Data entries
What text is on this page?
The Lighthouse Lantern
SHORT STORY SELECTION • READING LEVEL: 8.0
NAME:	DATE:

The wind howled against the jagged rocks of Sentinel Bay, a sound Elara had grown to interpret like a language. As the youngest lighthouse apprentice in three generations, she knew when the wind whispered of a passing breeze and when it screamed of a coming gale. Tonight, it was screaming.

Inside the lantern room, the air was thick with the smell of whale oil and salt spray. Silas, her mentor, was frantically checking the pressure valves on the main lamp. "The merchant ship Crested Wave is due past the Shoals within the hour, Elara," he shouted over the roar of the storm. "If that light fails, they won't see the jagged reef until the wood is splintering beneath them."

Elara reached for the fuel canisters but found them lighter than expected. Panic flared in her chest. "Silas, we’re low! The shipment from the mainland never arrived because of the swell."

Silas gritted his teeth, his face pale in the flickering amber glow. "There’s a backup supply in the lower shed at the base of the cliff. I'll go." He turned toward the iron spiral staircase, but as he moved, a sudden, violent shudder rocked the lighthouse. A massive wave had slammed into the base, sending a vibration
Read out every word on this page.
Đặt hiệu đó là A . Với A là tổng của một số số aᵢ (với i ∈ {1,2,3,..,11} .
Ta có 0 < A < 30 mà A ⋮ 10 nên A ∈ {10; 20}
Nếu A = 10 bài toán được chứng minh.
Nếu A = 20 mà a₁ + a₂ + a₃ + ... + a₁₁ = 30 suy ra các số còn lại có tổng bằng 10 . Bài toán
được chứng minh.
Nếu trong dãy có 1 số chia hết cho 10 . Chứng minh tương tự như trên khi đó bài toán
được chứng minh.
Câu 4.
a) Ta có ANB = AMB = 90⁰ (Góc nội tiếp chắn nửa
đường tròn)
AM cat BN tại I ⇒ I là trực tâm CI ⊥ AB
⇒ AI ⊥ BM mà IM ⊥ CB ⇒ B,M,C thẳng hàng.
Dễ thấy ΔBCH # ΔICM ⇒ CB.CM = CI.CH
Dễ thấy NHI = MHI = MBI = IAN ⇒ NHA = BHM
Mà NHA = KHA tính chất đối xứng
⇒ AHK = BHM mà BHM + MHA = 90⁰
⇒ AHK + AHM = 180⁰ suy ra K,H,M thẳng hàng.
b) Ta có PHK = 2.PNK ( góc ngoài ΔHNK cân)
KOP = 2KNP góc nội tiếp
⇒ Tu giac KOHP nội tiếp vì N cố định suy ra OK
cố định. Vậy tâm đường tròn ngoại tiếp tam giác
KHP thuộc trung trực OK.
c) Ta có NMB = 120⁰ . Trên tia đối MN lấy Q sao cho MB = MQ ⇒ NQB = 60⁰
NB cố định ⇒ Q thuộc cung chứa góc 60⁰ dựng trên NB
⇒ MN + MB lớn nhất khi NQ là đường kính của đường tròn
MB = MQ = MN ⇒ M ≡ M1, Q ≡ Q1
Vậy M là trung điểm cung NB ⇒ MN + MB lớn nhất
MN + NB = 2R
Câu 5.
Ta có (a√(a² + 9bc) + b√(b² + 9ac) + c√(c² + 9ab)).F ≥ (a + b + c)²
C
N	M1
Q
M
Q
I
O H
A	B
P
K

What is required
Retype every record above exactly as it appears.

Reply
What text is on this page?
The Lighthouse Lantern
SHORT STORY SELECTION • READING LEVEL: 8.0
NAME:	DATE:

The wind howled against the jagged rocks of Sentinel Bay, a sound Elara had grown to interpret like a language. As the youngest lighthouse apprentice in three generations, she knew when the wind whispered of a passing breeze and when it screamed of a coming gale. Tonight, it was screaming.

Inside the lantern room, the air was thick with the smell of whale oil and salt spray. Silas, her mentor, was frantically checking the pressure valves on the main lamp. "The merchant ship Crested Wave is due past the Shoals within the hour, Elara," he shouted over the roar of the storm. "If that light fails, they won't see the jagged reef until the wood is splintering beneath them."

Elara reached for the fuel canisters but found them lighter than expected. Panic flared in her chest. "Silas, we’re low! The shipment from the mainland never arrived because of the swell."

Silas gritted his teeth, his face pale in the flickering amber glow. "There’s a backup supply in the lower shed at the base of the cliff. I'll go." He turned toward the iron spiral staircase, but as he moved, a sudden, violent shudder rocked the lighthouse. A massive wave had slammed into the base, sending a vibration
Read out every word on this page.
Đặt hiệu đó là A . Với A là tổng của một số số aᵢ (với i ∈ {1,2,3,..,11} .
Ta có 0 < A < 30 mà A ⋮ 10 nên A ∈ {10; 20}
Nếu A = 10 bài toán được chứng minh.
Nếu A = 20 mà a₁ + a₂ + a₃ + ... + a₁₁ = 30 suy ra các số còn lại có tổng bằng 10 . Bài toán
được chứng minh.
Nếu trong dãy có 1 số chia hết cho 10 . Chứng minh tương tự như trên khi đó bài toán
được chứng minh.
Câu 4.
a) Ta có ANB = AMB = 90⁰ (Góc nội tiếp chắn nửa
đường tròn)
AM cat BN tại I ⇒ I là trực tâm CI ⊥ AB
⇒ AI ⊥ BM mà IM ⊥ CB ⇒ B,M,C thẳng hàng.
Dễ thấy ΔBCH # ΔICM ⇒ CB.CM = CI.CH
Dễ thấy NHI = MHI = MBI = IAN ⇒ NHA = BHM
Mà NHA = KHA tính chất đối xứng
⇒ AHK = BHM mà BHM + MHA = 90⁰
⇒ AHK + AHM = 180⁰ suy ra K,H,M thẳng hàng.
b) Ta có PHK = 2.PNK ( góc ngoài ΔHNK cân)
KOP = 2KNP góc nội tiếp
⇒ Tu giac KOHP nội tiếp vì N cố định suy ra OK
cố định. Vậy tâm đường tròn ngoại tiếp tam giác
KHP thuộc trung trực OK.
c) Ta có NMB = 120⁰ . Trên tia đối MN lấy Q sao cho MB = MQ ⇒ NQB = 60⁰
NB cố định ⇒ Q thuộc cung chứa góc 60⁰ dựng trên NB
⇒ MN + MB lớn nhất khi NQ là đường kính của đường tròn
MB = MQ = MN ⇒ M ≡ M1, Q ≡ Q1
Vậy M là trung điểm cung NB ⇒ MN + MB lớn nhất
MN + NB = 2R
Câu 5.
Ta có (a√(a² + 9bc) + b√(b² + 9ac) + c√(c² + 9ab)).F ≥ (a + b + c)²
C
N	M1
Q
M
Q
I
O H
A	B
P
K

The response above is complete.